● Data supplied:

_ _ _ _

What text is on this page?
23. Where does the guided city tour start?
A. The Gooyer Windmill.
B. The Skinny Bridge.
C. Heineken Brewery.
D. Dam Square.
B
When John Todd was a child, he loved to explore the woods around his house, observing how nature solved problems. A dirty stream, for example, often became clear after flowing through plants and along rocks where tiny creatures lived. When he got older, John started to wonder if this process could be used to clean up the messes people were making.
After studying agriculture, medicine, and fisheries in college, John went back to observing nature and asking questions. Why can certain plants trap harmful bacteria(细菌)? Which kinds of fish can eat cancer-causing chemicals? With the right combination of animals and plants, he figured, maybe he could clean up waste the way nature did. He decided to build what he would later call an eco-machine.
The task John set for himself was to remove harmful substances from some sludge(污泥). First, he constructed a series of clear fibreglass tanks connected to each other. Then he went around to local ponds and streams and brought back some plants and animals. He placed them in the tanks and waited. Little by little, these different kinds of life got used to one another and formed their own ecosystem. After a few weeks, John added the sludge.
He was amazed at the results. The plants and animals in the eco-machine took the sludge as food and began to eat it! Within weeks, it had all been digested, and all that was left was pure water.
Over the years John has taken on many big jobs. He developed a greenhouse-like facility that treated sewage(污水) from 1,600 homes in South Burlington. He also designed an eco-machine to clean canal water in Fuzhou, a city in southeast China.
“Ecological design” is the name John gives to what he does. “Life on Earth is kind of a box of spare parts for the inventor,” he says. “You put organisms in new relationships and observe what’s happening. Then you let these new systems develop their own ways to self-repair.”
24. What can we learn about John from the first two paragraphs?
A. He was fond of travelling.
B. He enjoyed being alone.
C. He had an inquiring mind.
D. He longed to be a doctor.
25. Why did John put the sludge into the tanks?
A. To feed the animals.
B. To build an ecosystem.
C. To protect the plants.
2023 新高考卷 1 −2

_ _ _ _

● Work item:
Looking through the data above, copy out each line in which the string "this" occurs.

● Task solution:
What text is on this page?
When John Todd was a child, he loved to explore the woods around his house, observing how nature solved problems. A dirty stream, for example, often became clear after flowing through plants and along rocks where tiny creatures lived. When he got older, John started to wonder if this process could be used to clean up the messes people were making.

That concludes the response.